IDP Generic detection was detected on InstallFlashPlayer.exe, which is temporarily file under C:\Windows\SysWOW64\Macromed\Temp folder. This file is always deleted immediately after installation. So is nothing to do with FlashPlayerUpdateService.exe which trigger update. And because was detected by Behavior shield, FileSystem shield found that executable as clean. (FileSystem shield scan first, if file is clean then execute).
It is not PUP, Behavior shield not scan PUPS, only other shields do. Also PUP detection is marked as PUP not IDP Generic.
I meant Flash Player itself may now be being treated as a PUP so, of course, its installer and the updater processes are now treated as IDP Generic detections ie. behaviour that appears to be malware.
The fact is your Flash Player still updated so whatever and why AVAST was doing what it did was late and ineffective.
https://appuals.com/what-is-idp-generic/The interesting parts of that article are:-
"IDP generic means that the detection was detected by an
Identity
Protection
Detection component of your antivirus and it is a generalized file that got detected. Your files will be flagged by this whenever the file does something identical to malware that triggers the flag."

──────

**Tasks to carry out**
**1)** Please decide whether each statement agrees with the IDP Generic discussion above, giving yes or no along with the exact words from it that settle each one: (a) InstallFlashPlayer.exe is removed right after installation. (b) The Behavior shield scans for PUPs. (c) Flash Player did not manage to update.
**2)** Write the next part of the IDP Generic discussion above, picking up after its final sentence.

**Dataset content**
──────

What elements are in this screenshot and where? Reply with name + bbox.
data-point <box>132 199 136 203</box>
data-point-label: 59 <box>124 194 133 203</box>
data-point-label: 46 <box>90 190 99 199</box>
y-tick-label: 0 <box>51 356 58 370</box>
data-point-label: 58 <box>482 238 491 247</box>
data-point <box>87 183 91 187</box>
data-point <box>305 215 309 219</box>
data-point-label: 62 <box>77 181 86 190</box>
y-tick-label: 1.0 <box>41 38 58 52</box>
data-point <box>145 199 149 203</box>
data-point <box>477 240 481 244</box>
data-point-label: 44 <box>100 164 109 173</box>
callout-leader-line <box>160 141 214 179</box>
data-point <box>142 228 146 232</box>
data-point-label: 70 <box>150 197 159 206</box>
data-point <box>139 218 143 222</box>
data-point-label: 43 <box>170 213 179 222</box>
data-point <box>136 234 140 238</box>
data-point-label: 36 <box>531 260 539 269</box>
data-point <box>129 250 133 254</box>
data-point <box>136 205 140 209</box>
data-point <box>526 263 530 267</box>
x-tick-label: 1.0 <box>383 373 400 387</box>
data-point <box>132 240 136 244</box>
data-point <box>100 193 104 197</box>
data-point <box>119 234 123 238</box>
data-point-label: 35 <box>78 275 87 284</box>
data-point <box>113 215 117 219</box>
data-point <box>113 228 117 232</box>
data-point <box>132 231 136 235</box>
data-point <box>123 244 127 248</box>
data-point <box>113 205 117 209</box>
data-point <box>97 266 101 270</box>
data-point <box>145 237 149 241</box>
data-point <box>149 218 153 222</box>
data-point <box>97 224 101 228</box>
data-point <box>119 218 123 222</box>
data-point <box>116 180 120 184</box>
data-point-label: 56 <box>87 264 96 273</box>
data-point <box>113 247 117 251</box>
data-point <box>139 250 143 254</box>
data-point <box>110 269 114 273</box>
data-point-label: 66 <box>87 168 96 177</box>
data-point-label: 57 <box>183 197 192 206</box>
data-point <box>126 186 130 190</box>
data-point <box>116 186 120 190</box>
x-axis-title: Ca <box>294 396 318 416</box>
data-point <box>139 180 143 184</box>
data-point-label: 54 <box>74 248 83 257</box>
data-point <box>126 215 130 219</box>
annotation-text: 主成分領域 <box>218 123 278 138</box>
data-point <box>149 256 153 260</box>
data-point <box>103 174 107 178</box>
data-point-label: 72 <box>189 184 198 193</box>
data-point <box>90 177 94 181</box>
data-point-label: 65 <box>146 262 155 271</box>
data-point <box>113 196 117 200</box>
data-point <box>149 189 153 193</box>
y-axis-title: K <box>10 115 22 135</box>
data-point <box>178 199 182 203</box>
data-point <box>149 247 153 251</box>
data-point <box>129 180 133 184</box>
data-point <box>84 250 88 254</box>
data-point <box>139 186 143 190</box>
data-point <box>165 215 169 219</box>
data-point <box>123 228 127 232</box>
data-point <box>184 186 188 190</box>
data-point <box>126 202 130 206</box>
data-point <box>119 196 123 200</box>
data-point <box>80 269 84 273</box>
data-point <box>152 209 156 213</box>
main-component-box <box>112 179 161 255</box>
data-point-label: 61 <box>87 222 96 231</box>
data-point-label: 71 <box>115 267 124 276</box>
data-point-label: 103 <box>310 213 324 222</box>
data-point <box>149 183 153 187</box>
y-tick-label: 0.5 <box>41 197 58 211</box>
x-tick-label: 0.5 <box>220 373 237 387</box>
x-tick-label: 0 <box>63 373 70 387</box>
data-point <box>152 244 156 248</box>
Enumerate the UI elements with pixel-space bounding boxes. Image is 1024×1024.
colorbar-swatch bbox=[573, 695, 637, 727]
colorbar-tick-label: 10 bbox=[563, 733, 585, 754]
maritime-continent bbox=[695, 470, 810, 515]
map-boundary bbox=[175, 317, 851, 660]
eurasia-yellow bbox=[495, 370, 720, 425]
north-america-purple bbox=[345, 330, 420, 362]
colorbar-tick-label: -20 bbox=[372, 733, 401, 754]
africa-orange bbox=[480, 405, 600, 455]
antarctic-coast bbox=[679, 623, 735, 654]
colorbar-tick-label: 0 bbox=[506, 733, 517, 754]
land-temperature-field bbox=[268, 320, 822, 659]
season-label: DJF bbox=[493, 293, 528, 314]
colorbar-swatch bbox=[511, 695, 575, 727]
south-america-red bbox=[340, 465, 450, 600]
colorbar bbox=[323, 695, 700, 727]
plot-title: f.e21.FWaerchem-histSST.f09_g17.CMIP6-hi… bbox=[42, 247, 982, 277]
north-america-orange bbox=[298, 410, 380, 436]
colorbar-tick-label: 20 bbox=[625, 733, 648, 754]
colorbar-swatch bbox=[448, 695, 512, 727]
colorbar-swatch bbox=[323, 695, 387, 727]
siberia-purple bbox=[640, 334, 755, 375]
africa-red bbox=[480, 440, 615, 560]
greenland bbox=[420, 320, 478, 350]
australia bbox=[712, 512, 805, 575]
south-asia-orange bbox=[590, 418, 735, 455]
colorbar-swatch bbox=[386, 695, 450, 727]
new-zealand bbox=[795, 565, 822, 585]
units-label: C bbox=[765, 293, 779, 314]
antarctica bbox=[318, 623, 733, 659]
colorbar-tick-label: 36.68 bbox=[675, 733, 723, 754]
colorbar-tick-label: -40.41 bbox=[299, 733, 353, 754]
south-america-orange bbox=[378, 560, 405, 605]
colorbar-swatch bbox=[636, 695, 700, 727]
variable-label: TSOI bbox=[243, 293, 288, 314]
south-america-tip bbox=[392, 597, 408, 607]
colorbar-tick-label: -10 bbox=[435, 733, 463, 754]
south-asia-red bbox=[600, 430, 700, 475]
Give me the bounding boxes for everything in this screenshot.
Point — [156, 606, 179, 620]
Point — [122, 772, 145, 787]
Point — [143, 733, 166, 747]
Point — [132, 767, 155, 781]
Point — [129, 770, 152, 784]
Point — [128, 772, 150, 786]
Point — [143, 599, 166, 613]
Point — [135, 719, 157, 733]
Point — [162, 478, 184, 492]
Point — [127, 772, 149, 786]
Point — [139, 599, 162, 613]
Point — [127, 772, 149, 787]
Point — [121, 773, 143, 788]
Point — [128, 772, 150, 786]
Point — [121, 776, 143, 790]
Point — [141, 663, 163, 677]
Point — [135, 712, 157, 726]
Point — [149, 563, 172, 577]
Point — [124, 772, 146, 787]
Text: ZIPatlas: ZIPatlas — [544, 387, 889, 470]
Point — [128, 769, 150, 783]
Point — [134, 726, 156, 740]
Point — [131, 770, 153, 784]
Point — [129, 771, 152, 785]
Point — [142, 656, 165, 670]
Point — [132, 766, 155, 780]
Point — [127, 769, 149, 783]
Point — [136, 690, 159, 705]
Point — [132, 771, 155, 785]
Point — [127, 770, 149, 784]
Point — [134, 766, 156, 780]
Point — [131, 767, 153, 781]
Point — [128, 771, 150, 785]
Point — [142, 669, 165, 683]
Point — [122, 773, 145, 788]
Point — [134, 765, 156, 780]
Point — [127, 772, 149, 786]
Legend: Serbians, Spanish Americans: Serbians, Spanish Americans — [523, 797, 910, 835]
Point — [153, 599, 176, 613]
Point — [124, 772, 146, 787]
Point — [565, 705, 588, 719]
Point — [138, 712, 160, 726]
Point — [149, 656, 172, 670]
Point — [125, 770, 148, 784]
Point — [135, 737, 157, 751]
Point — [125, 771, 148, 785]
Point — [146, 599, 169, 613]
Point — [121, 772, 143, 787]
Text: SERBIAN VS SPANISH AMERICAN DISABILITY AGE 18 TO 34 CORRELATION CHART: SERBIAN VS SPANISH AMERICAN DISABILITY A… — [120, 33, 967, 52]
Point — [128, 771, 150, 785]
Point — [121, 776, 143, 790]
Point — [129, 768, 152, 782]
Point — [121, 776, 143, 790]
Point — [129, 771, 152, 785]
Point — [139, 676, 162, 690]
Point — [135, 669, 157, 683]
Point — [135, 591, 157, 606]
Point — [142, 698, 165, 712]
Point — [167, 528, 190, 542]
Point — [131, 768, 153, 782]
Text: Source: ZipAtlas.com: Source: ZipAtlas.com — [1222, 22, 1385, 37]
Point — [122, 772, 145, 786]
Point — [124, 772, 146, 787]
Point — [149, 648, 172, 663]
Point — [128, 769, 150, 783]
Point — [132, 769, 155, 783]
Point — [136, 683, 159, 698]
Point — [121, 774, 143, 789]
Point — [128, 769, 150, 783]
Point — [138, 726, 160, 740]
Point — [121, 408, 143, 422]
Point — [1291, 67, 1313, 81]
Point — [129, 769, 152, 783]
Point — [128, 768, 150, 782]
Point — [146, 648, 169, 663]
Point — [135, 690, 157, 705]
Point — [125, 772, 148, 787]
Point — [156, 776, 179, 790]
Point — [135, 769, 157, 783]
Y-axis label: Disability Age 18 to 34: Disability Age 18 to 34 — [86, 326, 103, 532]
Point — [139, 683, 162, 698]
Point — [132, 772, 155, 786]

──────

**Expected results**
**1)**
(a) Yes: "This file is always deleted immediately after installation."
(b) No: "Behavior shield not scan PUPS, only other shields do."
(c) No: "The fact is your Flash Player still updated"

**2)**
"The most common cause of this false positive flag is usually an outdated definition of your antivirus program."
Another explanation is that the definitions have been changed and it is a false positive caused by the AV now, wrongly, detecting the normal behaviour of the Flash Player updater as suspicious.
What points to this being an obvious FP is that the Windows\SysWOW64\Macromed folder actually contains a FlashPlayerUpdateService.exe. Pretty pointless virus chesting just the updater EXE and not the EXE that has just downloaded it automatically and will continue to do so if the Flash Player Installation is not updated.